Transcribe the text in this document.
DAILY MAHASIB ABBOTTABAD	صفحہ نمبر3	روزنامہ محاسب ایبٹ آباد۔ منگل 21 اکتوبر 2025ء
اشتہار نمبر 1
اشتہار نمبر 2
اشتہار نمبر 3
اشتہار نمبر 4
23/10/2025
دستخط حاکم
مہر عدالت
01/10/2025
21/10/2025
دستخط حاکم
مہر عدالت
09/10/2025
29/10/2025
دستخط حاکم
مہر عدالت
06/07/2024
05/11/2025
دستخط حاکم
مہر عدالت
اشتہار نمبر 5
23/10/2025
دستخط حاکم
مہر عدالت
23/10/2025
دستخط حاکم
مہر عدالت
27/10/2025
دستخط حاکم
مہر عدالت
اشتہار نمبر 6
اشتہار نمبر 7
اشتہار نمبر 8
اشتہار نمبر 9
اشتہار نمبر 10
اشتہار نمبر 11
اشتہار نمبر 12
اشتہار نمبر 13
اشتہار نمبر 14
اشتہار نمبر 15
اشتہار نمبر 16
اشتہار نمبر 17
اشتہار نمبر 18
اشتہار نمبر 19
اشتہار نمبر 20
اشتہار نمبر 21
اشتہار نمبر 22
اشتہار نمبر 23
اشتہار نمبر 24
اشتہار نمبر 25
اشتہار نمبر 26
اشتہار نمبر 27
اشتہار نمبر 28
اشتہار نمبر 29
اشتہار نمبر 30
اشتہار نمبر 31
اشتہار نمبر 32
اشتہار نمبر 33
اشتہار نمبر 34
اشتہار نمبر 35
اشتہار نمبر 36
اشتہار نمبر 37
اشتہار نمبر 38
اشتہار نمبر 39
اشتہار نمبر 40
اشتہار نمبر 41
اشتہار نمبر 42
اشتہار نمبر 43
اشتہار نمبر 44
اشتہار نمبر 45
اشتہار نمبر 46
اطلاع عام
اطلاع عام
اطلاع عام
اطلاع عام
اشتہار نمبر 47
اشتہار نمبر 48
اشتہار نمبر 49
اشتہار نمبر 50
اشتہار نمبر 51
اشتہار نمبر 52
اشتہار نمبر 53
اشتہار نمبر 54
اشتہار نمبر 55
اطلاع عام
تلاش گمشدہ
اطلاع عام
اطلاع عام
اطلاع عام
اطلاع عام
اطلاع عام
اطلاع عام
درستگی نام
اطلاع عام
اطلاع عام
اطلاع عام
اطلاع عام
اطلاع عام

## Work to do
Repeat every record, keeping each word and mark exactly as it is.

## Written solution
Transcribe the text in this document.
DAILY MAHASIB ABBOTTABAD	صفحہ نمبر3	روزنامہ محاسب ایبٹ آباد۔ منگل 21 اکتوبر 2025ء
اشتہار نمبر 1
اشتہار نمبر 2
اشتہار نمبر 3
اشتہار نمبر 4
23/10/2025
دستخط حاکم
مہر عدالت
01/10/2025
21/10/2025
دستخط حاکم
مہر عدالت
09/10/2025
29/10/2025
دستخط حاکم
مہر عدالت
06/07/2024
05/11/2025
دستخط حاکم
مہر عدالت
اشتہار نمبر 5
23/10/2025
دستخط حاکم
مہر عدالت
23/10/2025
دستخط حاکم
مہر عدالت
27/10/2025
دستخط حاکم
مہر عدالت
اشتہار نمبر 6
اشتہار نمبر 7
اشتہار نمبر 8
اشتہار نمبر 9
اشتہار نمبر 10
اشتہار نمبر 11
اشتہار نمبر 12
اشتہار نمبر 13
اشتہار نمبر 14
اشتہار نمبر 15
اشتہار نمبر 16
اشتہار نمبر 17
اشتہار نمبر 18
اشتہار نمبر 19
اشتہار نمبر 20
اشتہار نمبر 21
اشتہار نمبر 22
اشتہار نمبر 23
اشتہار نمبر 24
اشتہار نمبر 25
اشتہار نمبر 26
اشتہار نمبر 27
اشتہار نمبر 28
اشتہار نمبر 29
اشتہار نمبر 30
اشتہار نمبر 31
اشتہار نمبر 32
اشتہار نمبر 33
اشتہار نمبر 34
اشتہار نمبر 35
اشتہار نمبر 36
اشتہار نمبر 37
اشتہار نمبر 38
اشتہار نمبر 39
اشتہار نمبر 40
اشتہار نمبر 41
اشتہار نمبر 42
اشتہار نمبر 43
اشتہار نمبر 44
اشتہار نمبر 45
اشتہار نمبر 46
اطلاع عام
اطلاع عام
اطلاع عام
اطلاع عام
اشتہار نمبر 47
اشتہار نمبر 48
اشتہار نمبر 49
اشتہار نمبر 50
اشتہار نمبر 51
اشتہار نمبر 52
اشتہار نمبر 53
اشتہار نمبر 54
اشتہار نمبر 55
اطلاع عام
تلاش گمشدہ
اطلاع عام
اطلاع عام
اطلاع عام
اطلاع عام
اطلاع عام
اطلاع عام
درستگی نام
اطلاع عام
اطلاع عام
اطلاع عام
اطلاع عام
اطلاع عام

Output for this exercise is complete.